● **TASK DESCRIPTION**
Show every line of the records below that contains the word "Accuracy".

● **SOURCE MATERIAL**
>>>>

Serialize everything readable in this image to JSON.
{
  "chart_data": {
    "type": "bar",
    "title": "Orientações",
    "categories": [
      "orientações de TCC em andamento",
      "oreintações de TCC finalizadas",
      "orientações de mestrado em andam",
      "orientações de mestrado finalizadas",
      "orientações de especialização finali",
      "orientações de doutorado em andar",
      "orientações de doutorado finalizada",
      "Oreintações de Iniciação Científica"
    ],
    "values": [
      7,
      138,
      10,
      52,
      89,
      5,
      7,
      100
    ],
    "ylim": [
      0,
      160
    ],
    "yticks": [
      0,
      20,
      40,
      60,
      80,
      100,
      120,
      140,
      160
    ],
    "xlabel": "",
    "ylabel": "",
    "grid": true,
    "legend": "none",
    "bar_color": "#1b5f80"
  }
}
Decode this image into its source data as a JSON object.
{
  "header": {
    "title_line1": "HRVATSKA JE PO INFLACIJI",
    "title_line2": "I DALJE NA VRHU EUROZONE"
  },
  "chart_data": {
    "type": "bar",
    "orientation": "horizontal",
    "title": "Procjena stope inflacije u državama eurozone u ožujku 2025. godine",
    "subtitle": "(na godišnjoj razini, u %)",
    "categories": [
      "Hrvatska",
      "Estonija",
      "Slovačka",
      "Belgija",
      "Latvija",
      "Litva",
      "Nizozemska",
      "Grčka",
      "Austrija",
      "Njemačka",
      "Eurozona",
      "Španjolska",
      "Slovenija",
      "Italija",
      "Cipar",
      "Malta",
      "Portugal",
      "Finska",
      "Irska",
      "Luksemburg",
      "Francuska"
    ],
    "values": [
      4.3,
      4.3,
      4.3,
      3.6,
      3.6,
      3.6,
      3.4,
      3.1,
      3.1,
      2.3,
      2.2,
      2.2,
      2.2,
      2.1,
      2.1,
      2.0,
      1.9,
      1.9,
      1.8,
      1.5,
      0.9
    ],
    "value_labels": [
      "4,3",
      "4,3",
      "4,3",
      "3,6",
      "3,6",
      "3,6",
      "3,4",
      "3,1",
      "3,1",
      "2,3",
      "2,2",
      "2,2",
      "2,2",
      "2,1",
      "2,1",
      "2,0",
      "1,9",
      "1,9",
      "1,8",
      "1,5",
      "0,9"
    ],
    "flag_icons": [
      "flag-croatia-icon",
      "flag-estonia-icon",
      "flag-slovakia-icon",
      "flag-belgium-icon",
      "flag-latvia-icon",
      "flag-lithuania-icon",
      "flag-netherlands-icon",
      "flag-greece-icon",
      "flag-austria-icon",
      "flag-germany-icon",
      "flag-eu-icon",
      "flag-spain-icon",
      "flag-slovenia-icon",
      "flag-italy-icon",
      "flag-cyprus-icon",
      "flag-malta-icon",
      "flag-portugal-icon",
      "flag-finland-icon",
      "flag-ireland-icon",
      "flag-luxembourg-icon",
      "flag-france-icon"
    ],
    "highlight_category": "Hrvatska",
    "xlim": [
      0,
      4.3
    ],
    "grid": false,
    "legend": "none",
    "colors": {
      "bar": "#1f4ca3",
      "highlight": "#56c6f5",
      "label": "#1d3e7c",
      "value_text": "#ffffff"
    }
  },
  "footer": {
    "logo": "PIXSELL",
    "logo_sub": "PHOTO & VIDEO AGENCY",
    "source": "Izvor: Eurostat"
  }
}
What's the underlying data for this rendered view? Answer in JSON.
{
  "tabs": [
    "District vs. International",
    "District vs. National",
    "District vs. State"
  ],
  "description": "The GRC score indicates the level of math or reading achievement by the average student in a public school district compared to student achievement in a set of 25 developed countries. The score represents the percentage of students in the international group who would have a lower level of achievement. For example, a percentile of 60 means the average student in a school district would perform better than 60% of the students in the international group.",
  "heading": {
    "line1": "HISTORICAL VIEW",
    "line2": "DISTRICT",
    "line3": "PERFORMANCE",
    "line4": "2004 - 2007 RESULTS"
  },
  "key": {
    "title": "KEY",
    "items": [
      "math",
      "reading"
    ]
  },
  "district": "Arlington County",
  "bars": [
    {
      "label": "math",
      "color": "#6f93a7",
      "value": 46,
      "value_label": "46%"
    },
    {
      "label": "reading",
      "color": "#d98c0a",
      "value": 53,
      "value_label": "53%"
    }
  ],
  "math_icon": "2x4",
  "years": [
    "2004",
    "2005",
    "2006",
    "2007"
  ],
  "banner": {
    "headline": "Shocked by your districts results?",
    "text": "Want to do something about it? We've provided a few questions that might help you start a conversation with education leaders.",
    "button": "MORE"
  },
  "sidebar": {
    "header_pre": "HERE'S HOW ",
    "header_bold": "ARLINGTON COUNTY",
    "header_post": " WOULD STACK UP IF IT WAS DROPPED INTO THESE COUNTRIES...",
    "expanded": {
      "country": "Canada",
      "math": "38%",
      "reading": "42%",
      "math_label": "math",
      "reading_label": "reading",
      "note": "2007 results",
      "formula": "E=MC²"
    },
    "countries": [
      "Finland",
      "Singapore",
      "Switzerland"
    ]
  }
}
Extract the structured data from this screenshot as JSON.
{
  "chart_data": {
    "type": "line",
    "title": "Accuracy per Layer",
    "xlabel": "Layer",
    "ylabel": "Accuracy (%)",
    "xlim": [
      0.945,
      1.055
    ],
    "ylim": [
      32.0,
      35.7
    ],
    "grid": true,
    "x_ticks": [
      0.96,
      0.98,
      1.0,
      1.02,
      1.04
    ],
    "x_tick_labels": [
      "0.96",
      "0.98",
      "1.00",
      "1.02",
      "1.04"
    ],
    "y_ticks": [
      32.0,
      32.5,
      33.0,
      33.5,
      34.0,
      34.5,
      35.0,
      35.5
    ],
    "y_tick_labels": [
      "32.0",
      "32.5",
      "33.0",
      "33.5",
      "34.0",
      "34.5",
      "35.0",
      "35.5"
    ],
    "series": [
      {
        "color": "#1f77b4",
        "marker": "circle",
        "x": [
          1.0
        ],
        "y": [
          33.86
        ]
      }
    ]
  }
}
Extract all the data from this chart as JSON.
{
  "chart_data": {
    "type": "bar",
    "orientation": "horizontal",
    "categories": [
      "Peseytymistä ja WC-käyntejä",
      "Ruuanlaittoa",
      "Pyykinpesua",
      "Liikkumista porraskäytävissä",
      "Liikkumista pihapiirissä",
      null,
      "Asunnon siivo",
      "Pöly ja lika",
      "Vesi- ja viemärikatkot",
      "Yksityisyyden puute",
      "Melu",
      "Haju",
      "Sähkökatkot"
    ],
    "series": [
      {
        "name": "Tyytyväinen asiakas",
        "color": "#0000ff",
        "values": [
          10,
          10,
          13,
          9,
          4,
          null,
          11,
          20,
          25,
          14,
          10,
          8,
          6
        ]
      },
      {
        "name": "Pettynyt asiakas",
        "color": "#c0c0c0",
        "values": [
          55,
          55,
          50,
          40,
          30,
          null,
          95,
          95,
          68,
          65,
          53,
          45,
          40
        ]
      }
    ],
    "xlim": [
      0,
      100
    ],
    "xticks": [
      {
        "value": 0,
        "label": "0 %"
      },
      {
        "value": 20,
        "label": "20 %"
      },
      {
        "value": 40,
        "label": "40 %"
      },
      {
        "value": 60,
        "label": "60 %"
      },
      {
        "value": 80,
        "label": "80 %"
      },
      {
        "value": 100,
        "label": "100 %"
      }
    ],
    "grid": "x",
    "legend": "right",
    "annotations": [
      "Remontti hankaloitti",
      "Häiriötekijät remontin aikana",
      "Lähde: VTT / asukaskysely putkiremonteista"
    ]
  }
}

<<<<

● **RESULT OF THE TASK**
    "title": "Accuracy per Layer",
    "ylabel": "Accuracy (%)",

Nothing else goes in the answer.